#### [INPUT MATERIAL]
================

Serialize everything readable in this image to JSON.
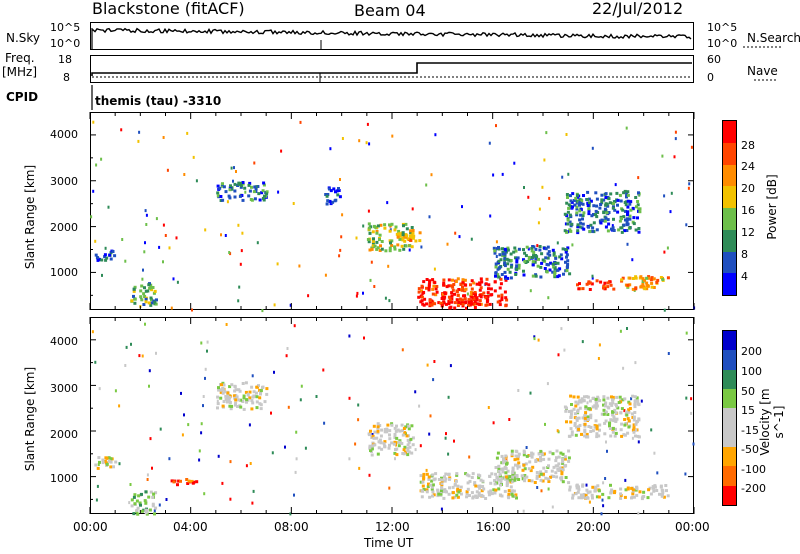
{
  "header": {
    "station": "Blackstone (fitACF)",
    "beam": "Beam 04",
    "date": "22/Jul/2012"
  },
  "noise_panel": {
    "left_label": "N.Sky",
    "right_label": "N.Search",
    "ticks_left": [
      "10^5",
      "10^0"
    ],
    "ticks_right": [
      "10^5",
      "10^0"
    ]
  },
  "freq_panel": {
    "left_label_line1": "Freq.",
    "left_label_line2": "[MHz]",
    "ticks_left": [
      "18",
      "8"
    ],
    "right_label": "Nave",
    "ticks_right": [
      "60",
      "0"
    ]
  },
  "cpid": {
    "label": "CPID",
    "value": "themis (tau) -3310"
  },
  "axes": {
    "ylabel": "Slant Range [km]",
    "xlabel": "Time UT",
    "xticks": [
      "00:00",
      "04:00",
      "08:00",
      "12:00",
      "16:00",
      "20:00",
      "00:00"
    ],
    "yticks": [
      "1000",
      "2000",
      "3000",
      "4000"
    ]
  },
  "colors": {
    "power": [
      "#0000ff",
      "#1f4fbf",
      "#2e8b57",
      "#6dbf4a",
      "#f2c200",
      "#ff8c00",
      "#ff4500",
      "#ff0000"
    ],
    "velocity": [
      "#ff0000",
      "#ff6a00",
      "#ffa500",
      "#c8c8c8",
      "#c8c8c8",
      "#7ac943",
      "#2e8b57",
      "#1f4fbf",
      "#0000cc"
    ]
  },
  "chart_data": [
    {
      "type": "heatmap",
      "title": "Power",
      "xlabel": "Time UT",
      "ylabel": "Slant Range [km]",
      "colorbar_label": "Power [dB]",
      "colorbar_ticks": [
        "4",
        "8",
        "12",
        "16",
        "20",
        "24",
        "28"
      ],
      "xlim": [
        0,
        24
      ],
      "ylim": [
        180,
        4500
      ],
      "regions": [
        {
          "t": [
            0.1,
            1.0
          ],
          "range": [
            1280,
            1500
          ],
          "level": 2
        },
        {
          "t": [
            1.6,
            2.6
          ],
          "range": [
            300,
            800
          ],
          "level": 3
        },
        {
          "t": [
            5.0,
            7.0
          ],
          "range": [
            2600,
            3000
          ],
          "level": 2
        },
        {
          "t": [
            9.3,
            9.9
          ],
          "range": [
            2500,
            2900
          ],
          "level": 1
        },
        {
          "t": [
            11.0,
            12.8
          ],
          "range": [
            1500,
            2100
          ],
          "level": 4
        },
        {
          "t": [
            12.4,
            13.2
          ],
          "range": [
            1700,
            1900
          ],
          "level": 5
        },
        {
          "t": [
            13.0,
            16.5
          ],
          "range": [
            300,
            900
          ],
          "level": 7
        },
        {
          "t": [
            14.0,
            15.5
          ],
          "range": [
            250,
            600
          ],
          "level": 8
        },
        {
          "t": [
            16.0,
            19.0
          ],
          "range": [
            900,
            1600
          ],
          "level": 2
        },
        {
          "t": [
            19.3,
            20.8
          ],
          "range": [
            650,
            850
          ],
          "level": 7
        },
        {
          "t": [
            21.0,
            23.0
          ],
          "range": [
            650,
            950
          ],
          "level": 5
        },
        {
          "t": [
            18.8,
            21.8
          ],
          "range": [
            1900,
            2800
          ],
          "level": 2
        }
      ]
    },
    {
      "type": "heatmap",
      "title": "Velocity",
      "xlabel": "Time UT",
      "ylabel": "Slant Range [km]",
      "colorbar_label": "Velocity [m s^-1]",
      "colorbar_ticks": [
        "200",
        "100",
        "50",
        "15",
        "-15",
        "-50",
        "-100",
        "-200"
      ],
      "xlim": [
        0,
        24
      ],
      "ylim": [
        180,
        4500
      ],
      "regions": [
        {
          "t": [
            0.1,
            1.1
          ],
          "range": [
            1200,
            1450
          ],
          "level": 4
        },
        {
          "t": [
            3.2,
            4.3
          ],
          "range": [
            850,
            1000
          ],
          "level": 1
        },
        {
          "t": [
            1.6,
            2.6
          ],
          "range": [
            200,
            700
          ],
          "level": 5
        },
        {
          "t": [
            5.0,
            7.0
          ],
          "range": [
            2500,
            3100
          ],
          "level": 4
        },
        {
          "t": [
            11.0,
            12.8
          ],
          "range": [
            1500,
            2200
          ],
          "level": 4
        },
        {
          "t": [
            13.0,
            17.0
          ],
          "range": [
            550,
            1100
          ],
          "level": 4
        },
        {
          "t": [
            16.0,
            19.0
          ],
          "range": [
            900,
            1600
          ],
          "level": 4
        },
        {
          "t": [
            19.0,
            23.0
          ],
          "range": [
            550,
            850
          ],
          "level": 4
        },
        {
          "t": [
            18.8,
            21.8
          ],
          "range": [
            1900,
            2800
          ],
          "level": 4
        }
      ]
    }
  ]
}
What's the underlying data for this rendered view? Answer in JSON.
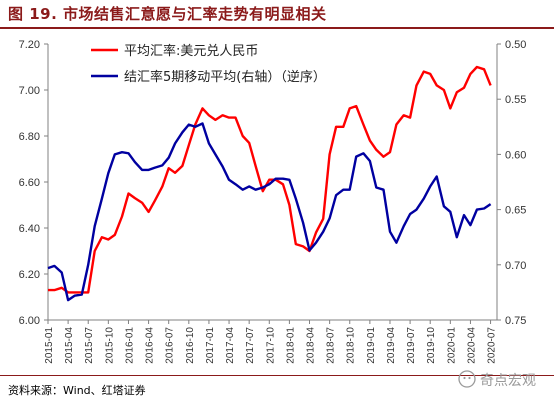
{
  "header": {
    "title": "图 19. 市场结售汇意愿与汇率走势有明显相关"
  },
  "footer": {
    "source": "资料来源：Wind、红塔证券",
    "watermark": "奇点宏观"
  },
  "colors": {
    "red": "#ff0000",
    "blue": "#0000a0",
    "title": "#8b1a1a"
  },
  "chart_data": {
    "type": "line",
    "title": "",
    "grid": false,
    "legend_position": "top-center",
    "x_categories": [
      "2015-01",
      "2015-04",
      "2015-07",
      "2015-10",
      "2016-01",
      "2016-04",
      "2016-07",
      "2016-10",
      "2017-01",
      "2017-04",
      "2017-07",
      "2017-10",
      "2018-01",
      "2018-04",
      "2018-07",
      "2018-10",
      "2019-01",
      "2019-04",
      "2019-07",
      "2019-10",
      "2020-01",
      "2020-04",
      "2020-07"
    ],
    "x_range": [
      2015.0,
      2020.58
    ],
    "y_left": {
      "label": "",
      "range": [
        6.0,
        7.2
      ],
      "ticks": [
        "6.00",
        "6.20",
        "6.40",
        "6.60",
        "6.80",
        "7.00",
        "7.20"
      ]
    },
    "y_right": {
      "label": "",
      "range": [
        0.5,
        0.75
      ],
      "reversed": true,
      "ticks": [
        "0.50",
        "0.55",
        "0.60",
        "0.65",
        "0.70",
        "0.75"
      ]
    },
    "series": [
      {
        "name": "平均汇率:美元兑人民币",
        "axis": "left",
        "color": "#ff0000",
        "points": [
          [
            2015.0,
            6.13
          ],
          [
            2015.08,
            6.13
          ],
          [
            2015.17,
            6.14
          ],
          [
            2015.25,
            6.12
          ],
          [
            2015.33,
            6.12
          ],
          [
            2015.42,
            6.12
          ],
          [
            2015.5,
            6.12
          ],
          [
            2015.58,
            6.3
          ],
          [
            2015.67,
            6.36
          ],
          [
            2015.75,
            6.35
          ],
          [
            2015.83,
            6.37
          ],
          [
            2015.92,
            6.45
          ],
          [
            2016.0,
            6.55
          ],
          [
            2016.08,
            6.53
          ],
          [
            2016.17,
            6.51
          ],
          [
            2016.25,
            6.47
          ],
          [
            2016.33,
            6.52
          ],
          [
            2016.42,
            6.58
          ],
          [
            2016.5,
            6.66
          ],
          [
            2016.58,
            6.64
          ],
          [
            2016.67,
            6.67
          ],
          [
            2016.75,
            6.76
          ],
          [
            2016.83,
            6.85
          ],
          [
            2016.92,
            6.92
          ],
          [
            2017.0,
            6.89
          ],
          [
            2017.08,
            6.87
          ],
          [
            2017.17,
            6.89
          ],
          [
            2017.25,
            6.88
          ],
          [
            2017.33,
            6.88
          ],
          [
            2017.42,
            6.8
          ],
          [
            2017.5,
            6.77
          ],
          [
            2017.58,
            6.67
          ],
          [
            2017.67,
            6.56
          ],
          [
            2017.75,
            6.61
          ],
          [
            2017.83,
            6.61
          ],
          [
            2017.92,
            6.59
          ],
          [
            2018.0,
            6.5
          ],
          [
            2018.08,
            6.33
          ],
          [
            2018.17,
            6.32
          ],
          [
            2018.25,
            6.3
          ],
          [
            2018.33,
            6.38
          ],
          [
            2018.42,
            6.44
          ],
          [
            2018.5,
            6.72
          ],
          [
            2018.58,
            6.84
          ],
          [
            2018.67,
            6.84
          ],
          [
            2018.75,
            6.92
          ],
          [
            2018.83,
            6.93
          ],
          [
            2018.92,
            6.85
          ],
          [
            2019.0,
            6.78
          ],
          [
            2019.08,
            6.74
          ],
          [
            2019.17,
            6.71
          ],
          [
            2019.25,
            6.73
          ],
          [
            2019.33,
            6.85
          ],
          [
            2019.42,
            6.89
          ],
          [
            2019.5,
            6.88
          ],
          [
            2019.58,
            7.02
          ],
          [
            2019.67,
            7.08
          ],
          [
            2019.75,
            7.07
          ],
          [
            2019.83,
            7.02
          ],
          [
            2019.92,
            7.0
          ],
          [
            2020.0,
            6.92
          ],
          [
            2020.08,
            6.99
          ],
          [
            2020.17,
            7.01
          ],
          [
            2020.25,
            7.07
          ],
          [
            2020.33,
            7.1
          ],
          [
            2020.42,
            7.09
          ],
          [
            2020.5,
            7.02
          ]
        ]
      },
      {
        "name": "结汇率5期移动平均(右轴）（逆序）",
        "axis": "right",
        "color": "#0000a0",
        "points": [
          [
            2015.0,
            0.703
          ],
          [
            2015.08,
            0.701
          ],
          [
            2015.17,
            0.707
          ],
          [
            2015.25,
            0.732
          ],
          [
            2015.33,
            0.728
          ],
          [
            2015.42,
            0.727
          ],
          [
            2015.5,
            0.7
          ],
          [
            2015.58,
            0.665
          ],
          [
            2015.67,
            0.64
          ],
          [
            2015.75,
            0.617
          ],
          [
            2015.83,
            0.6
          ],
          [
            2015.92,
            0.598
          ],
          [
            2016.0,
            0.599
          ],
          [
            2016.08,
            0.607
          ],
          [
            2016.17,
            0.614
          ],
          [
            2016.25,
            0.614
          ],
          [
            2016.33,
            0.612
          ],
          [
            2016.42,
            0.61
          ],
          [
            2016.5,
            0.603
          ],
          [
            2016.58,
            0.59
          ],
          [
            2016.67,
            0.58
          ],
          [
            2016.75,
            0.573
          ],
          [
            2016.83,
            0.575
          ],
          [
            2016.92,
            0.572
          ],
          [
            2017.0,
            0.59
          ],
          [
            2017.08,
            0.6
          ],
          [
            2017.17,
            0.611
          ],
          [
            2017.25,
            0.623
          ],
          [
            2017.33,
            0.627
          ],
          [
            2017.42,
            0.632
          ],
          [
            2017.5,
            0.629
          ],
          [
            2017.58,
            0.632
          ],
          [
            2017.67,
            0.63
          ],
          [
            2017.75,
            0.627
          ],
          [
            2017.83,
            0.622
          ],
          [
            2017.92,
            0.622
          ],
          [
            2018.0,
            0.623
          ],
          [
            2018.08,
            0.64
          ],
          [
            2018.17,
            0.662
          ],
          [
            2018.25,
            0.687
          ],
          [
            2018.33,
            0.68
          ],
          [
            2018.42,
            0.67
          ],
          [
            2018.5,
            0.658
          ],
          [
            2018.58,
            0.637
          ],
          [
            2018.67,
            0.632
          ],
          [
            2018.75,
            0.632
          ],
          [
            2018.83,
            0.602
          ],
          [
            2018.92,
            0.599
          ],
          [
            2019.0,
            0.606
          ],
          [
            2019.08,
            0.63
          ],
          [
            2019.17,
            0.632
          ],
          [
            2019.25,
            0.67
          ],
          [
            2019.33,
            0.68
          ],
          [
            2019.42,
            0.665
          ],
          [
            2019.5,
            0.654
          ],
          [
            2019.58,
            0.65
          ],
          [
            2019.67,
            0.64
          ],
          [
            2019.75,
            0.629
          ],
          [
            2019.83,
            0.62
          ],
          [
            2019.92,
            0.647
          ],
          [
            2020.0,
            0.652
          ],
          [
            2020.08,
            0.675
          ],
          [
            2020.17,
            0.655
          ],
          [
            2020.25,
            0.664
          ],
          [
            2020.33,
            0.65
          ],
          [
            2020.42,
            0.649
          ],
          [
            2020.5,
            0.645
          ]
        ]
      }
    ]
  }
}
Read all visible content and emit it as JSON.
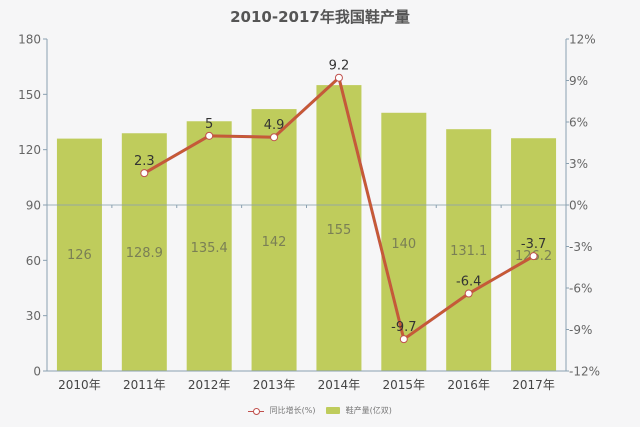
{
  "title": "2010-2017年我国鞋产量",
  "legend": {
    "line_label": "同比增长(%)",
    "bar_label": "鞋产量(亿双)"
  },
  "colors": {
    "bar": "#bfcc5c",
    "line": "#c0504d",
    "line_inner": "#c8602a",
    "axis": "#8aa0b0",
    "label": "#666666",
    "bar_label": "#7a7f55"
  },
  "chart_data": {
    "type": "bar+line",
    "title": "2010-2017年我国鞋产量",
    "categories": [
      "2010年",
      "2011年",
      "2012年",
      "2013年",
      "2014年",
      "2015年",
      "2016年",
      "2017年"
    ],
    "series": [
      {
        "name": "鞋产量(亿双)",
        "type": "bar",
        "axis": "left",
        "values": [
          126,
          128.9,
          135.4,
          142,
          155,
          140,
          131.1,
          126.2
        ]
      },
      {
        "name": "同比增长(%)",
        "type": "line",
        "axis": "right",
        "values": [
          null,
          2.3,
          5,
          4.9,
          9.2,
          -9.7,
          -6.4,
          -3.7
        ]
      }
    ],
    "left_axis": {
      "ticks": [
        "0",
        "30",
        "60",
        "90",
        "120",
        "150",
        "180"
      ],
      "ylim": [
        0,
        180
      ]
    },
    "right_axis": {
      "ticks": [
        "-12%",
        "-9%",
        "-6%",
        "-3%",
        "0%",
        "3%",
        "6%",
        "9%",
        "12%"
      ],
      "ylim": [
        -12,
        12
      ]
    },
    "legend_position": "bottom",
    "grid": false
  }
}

================

#### [INSTRUCTION]
Every line above that contains the word "JSON" should be reported.

#### [COMPLETE OUTPUT]
Serialize everything readable in this image to JSON.
What's the underlying data for this rendered view? Answer in JSON.
Read all visible content and emit it as JSON.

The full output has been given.